▶ _Passage for review_
>>>

30 The appellant's evidence about the disputed receipt of 6 May 1998 for $325 was open to rejection by the Tribunal on a number of substantial grounds quite unrelated to Mr Hanna's limited evidence. For example, the appellant's first response to the production of the receipt by the respondent was to deny it was his receipt. It was only upon being confronted with the opinion of handwriting experts that it was his document that the appellant acknowledged it was his document. He then moved to explain the document by reference to the nebuliser purchase for the complainant's mother obtained, he claimed, from Mr Hanna earlier in 1998.
31 Thus, even if Mr Hanna's evidence was given full weight, its assistance to the appellant would have been minimal. It would not have affected the Tribunal's findings about the appellant's conduct concerning the disputed receipt, findings which were patently open to the Tribunal.

<<<

▶ _Data supplied_
>>>

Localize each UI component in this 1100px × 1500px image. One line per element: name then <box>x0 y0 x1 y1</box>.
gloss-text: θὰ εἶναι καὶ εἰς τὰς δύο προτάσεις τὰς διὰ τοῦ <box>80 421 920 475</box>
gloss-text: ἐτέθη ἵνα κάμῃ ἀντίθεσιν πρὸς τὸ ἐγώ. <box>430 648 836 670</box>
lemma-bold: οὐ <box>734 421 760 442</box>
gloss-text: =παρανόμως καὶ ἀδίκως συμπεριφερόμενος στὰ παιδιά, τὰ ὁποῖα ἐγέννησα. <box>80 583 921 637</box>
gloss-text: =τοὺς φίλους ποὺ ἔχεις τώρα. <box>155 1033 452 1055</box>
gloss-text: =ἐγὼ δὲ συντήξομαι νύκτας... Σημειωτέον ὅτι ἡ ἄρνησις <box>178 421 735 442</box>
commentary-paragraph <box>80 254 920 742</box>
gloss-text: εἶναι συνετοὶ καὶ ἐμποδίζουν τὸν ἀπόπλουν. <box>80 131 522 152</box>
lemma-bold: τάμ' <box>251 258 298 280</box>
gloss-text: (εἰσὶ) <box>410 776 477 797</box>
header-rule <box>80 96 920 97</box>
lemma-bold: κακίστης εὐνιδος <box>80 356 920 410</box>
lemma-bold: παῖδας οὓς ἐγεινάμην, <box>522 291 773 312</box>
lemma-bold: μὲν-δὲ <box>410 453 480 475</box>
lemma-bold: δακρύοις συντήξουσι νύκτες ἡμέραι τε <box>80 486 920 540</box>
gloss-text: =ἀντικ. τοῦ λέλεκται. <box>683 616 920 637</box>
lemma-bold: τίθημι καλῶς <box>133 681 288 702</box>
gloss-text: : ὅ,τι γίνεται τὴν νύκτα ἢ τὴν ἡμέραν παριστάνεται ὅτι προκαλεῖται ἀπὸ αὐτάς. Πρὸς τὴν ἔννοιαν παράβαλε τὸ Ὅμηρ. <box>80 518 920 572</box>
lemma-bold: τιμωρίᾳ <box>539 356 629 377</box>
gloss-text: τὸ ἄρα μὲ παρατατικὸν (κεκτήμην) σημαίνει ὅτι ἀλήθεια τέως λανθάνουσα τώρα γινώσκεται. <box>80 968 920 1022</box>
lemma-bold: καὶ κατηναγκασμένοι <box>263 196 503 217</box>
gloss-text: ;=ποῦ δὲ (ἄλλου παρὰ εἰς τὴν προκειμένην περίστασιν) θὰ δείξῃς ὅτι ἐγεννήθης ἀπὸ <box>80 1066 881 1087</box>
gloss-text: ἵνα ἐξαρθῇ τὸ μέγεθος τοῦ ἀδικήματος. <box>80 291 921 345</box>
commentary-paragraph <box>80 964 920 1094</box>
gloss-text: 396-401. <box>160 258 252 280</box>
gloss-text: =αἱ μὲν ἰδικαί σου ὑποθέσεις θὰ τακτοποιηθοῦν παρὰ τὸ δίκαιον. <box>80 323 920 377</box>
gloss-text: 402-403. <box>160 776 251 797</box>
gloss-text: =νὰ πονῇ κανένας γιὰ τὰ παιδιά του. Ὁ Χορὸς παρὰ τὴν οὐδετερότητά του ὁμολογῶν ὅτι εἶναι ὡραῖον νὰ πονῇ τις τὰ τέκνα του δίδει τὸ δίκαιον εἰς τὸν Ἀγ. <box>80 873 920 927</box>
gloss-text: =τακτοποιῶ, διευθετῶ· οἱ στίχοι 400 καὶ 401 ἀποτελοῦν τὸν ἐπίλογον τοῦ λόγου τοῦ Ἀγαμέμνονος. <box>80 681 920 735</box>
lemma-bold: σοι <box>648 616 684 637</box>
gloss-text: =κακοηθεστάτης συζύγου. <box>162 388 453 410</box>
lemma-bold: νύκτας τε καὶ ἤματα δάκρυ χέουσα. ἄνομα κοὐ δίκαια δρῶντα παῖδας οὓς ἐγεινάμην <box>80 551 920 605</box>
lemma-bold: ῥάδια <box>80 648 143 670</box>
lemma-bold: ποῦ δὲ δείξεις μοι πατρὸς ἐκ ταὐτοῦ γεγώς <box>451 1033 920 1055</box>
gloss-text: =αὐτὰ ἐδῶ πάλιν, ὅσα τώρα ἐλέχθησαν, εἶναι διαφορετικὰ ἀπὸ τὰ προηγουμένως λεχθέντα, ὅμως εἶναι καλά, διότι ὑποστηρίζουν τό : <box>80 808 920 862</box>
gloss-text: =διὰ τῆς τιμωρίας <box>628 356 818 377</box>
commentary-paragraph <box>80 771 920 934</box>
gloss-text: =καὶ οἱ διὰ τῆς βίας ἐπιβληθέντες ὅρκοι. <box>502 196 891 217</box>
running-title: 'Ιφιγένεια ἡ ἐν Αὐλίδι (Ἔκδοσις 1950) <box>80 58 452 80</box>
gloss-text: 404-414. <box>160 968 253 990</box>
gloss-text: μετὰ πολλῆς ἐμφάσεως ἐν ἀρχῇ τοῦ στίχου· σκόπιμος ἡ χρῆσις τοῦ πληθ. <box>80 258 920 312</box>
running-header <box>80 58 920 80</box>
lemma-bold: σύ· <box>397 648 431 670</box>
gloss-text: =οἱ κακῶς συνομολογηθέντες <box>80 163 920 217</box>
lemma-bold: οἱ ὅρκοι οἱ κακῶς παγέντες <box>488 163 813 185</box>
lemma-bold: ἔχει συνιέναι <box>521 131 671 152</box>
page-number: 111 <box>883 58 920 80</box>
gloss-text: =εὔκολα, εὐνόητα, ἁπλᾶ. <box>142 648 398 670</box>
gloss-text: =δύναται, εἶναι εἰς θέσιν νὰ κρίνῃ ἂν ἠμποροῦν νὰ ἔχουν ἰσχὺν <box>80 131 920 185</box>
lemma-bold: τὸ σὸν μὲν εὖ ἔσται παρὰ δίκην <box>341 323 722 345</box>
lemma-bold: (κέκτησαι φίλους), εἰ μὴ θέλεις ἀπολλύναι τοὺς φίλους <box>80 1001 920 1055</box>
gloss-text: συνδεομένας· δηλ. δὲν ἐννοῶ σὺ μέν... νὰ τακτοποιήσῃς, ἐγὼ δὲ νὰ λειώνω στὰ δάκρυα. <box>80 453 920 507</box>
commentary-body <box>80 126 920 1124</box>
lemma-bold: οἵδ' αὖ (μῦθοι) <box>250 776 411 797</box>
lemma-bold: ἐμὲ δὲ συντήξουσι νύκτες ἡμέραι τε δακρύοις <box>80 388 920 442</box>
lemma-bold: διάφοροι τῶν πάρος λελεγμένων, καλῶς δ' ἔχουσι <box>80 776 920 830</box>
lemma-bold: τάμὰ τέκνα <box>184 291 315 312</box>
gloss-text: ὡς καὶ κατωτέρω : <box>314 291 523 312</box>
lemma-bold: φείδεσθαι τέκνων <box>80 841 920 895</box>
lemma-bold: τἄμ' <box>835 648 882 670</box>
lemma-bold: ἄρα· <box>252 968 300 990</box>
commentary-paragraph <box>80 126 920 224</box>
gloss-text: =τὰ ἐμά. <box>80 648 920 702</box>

<<<

In the passage about the disputed receipt, what was the appellant's first response when the respondent produced the receipt? The items have nothing to do with what follows.

He denied it was his receipt.